### TASK PROMPT
Work out how many lines include "OneDrive" and answer with that number only.

### RECORDS FOR THE EXERCISE
-------------------------
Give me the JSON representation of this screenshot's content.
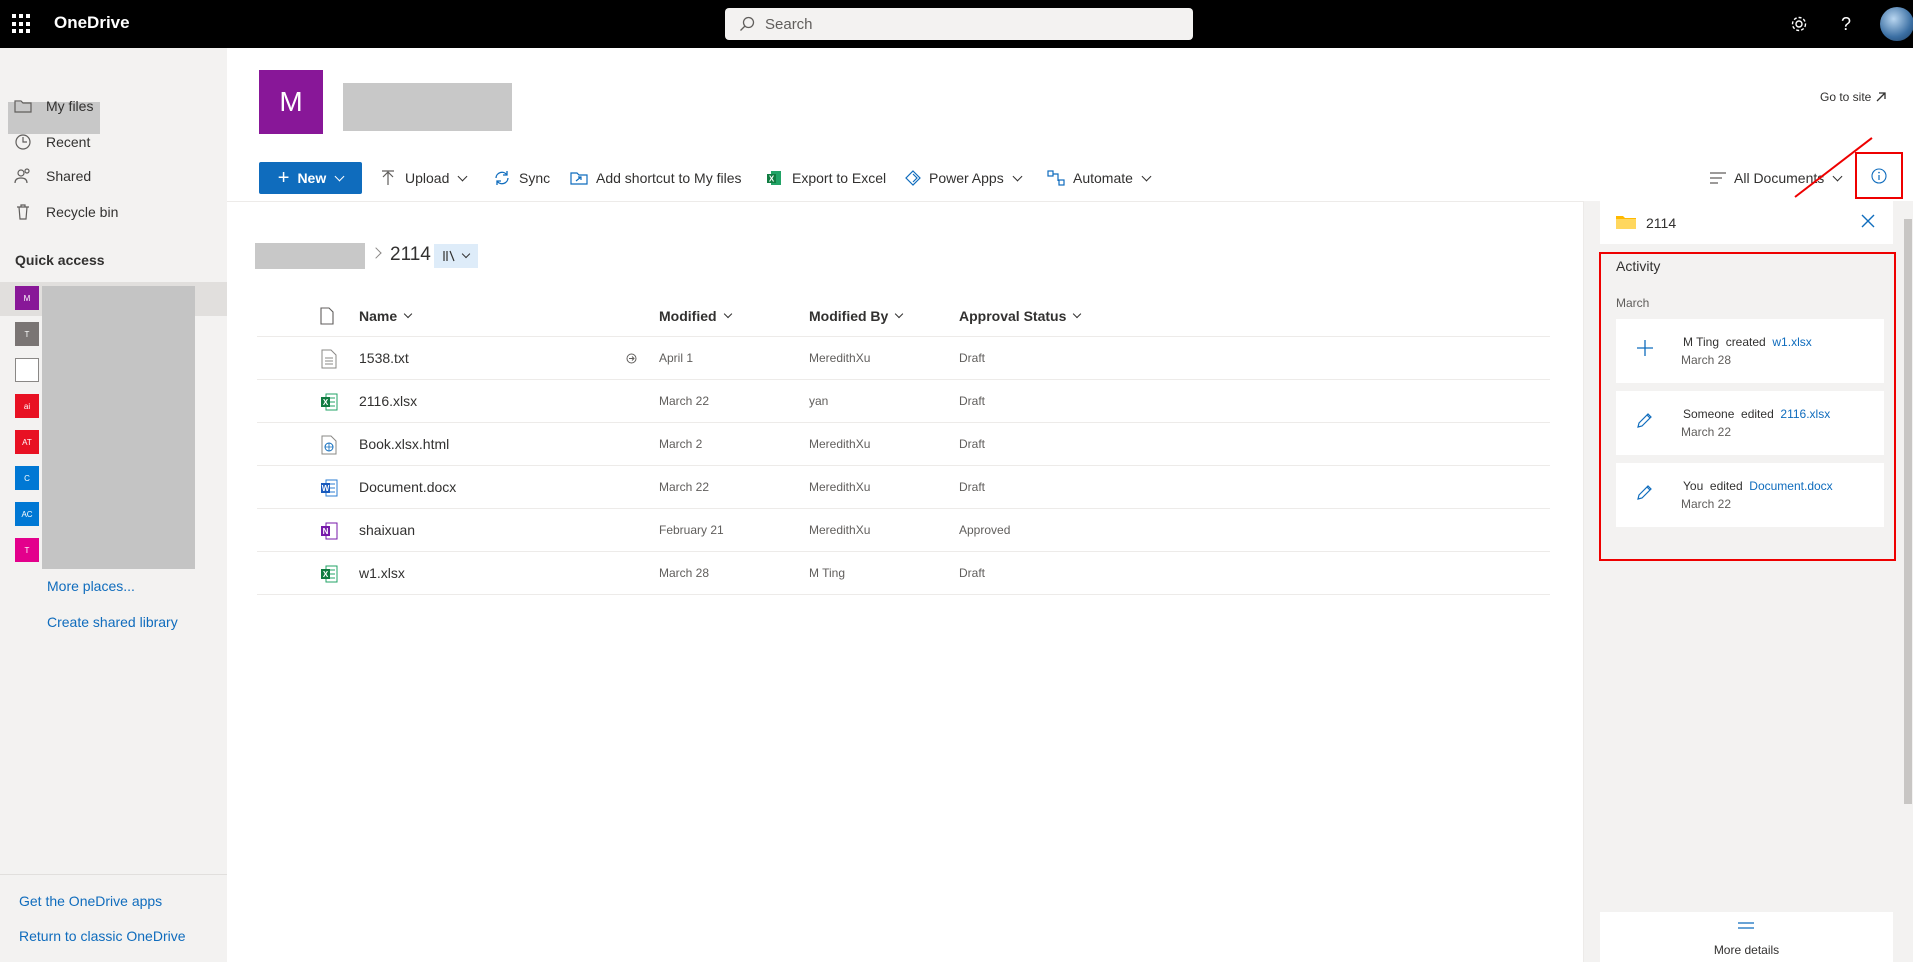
{
  "app": {
    "name": "OneDrive"
  },
  "search": {
    "placeholder": "Search"
  },
  "sidebar": {
    "nav": [
      {
        "label": "My files"
      },
      {
        "label": "Recent"
      },
      {
        "label": "Shared"
      },
      {
        "label": "Recycle bin"
      }
    ],
    "quick_access_title": "Quick access",
    "quick_access_tiles": [
      {
        "text": "M",
        "color": "#881798"
      },
      {
        "text": "T",
        "color": "#7a7574"
      },
      {
        "text": "",
        "color": "#ffffff"
      },
      {
        "text": "ai",
        "color": "#e81123"
      },
      {
        "text": "AT",
        "color": "#e81123"
      },
      {
        "text": "C",
        "color": "#0078d4"
      },
      {
        "text": "AC",
        "color": "#0078d4"
      },
      {
        "text": "T",
        "color": "#e3008c"
      }
    ],
    "more_places": "More places...",
    "create_library": "Create shared library",
    "get_apps": "Get the OneDrive apps",
    "return_classic": "Return to classic OneDrive"
  },
  "site": {
    "logo_letter": "M",
    "go_to_site": "Go to site"
  },
  "command_bar": {
    "new": "New",
    "upload": "Upload",
    "sync": "Sync",
    "add_shortcut": "Add shortcut to My files",
    "export": "Export to Excel",
    "power_apps": "Power Apps",
    "automate": "Automate",
    "view": "All Documents"
  },
  "breadcrumb": {
    "current": "2114"
  },
  "table": {
    "headers": {
      "name": "Name",
      "modified": "Modified",
      "modified_by": "Modified By",
      "approval": "Approval Status"
    },
    "rows": [
      {
        "name": "1538.txt",
        "type": "txt",
        "modified": "April 1",
        "modified_by": "MeredithXu",
        "approval": "Draft"
      },
      {
        "name": "2116.xlsx",
        "type": "xlsx",
        "modified": "March 22",
        "modified_by": "yan",
        "approval": "Draft"
      },
      {
        "name": "Book.xlsx.html",
        "type": "html",
        "modified": "March 2",
        "modified_by": "MeredithXu",
        "approval": "Draft"
      },
      {
        "name": "Document.docx",
        "type": "docx",
        "modified": "March 22",
        "modified_by": "MeredithXu",
        "approval": "Draft"
      },
      {
        "name": "shaixuan",
        "type": "onenote",
        "modified": "February 21",
        "modified_by": "MeredithXu",
        "approval": "Approved"
      },
      {
        "name": "w1.xlsx",
        "type": "xlsx",
        "modified": "March 28",
        "modified_by": "M Ting",
        "approval": "Draft"
      }
    ]
  },
  "details": {
    "title": "2114",
    "activity_title": "Activity",
    "month": "March",
    "activities": [
      {
        "actor": "M Ting",
        "action": "created",
        "file": "w1.xlsx",
        "date": "March 28",
        "icon": "plus-icon"
      },
      {
        "actor": "Someone",
        "action": "edited",
        "file": "2116.xlsx",
        "date": "March 22",
        "icon": "pencil-icon"
      },
      {
        "actor": "You",
        "action": "edited",
        "file": "Document.docx",
        "date": "March 22",
        "icon": "pencil-icon"
      }
    ],
    "more_details": "More details"
  },
  "colors": {
    "accent": "#0f6cbd",
    "highlight": "#e00000",
    "site_logo": "#881798"
  }
}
-------------------------
### FULL ANSWER
3